> [Exercise aim] Print the entries verbatim, starting at the first line and ending at the line that contains "solution-title: NODAL SOLUTION", with both ends included.

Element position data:
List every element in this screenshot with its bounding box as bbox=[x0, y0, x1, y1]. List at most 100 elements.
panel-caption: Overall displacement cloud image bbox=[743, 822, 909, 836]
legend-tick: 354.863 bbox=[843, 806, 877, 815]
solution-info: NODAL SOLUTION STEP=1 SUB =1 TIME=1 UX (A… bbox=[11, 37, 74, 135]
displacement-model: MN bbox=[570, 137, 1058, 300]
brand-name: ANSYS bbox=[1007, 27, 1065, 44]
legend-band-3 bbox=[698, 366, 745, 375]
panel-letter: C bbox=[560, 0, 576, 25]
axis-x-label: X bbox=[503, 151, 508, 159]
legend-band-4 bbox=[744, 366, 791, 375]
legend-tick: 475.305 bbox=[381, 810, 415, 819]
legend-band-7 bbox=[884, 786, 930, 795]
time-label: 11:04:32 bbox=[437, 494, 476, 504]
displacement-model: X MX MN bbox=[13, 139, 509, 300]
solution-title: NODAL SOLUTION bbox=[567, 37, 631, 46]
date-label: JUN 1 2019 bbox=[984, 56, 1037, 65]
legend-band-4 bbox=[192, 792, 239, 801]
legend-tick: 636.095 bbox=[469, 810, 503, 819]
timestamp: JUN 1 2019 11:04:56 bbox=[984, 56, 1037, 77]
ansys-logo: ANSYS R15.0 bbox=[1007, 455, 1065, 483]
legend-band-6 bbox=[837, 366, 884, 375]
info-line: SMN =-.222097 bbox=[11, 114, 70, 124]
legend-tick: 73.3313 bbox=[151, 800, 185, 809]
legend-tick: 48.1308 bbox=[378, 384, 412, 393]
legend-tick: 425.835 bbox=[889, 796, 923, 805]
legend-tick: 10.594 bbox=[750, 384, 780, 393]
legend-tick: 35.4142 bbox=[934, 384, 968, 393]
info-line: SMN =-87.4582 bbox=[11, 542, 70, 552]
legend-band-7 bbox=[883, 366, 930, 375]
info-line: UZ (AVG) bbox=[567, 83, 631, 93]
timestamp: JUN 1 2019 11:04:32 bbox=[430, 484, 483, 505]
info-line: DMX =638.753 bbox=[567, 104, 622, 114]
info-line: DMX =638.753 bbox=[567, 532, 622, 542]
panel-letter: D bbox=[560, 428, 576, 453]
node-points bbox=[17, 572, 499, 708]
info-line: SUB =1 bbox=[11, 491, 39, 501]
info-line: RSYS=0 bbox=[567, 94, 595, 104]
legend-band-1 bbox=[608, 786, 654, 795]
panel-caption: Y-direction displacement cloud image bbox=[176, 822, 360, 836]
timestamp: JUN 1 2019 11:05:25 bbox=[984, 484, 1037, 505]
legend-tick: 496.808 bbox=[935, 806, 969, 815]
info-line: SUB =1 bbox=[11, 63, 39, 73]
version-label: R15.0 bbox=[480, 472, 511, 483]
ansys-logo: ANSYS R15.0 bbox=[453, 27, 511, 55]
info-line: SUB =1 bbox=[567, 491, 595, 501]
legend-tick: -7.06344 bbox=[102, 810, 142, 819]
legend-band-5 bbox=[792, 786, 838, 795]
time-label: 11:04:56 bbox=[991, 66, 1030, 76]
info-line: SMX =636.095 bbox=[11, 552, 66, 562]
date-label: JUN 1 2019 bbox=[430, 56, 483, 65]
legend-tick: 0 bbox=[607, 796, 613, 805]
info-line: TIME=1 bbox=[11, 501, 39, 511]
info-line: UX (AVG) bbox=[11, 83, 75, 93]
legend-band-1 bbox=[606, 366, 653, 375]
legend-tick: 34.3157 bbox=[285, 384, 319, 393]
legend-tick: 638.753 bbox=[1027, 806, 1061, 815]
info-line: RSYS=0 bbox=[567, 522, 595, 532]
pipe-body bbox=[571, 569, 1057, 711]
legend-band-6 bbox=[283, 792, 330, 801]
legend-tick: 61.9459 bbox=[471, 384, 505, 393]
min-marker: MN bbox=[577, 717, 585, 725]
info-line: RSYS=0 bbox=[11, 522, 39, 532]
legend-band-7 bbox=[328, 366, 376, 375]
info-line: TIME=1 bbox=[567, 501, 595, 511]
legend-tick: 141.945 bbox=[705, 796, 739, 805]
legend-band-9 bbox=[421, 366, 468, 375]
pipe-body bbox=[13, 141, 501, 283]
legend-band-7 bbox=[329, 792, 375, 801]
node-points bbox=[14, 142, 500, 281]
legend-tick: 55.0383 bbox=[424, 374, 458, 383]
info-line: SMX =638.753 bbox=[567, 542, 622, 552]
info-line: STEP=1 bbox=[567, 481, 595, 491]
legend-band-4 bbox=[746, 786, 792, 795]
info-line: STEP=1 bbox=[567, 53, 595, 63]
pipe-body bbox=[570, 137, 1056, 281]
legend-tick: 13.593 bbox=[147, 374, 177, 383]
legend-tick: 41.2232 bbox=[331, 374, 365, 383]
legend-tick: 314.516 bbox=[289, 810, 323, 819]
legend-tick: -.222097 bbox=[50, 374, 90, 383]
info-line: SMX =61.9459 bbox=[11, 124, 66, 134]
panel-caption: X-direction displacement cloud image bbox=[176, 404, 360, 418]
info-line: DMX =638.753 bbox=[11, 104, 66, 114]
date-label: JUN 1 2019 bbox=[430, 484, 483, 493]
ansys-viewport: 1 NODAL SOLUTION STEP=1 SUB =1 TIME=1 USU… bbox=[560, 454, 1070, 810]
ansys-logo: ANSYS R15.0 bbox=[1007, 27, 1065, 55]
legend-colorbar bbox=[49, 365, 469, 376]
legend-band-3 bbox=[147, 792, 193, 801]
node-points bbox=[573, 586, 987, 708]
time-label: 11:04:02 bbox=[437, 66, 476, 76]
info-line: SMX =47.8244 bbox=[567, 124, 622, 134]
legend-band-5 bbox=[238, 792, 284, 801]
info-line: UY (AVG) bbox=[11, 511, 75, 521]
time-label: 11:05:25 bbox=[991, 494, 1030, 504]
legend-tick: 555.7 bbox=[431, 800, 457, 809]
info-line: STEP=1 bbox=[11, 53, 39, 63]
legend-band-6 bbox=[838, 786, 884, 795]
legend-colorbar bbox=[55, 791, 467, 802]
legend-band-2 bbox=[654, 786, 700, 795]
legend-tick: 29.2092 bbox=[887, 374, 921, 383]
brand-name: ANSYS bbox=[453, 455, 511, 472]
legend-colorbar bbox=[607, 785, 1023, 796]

> [Finished exercise]
List every element in this screenshot with its bounding box as bbox=[x0, y0, x1, y1]. List at most 100 elements.
panel-caption: Overall displacement cloud image bbox=[743, 822, 909, 836]
legend-tick: 354.863 bbox=[843, 806, 877, 815]
solution-info: NODAL SOLUTION STEP=1 SUB =1 TIME=1 UX (A… bbox=[11, 37, 74, 135]
displacement-model: MN bbox=[570, 137, 1058, 300]
brand-name: ANSYS bbox=[1007, 27, 1065, 44]
legend-band-3 bbox=[698, 366, 745, 375]
panel-letter: C bbox=[560, 0, 576, 25]
axis-x-label: X bbox=[503, 151, 508, 159]
legend-band-4 bbox=[744, 366, 791, 375]
legend-tick: 475.305 bbox=[381, 810, 415, 819]
legend-band-7 bbox=[884, 786, 930, 795]
time-label: 11:04:32 bbox=[437, 494, 476, 504]
displacement-model: X MX MN bbox=[13, 139, 509, 300]
solution-title: NODAL SOLUTION bbox=[567, 37, 631, 46]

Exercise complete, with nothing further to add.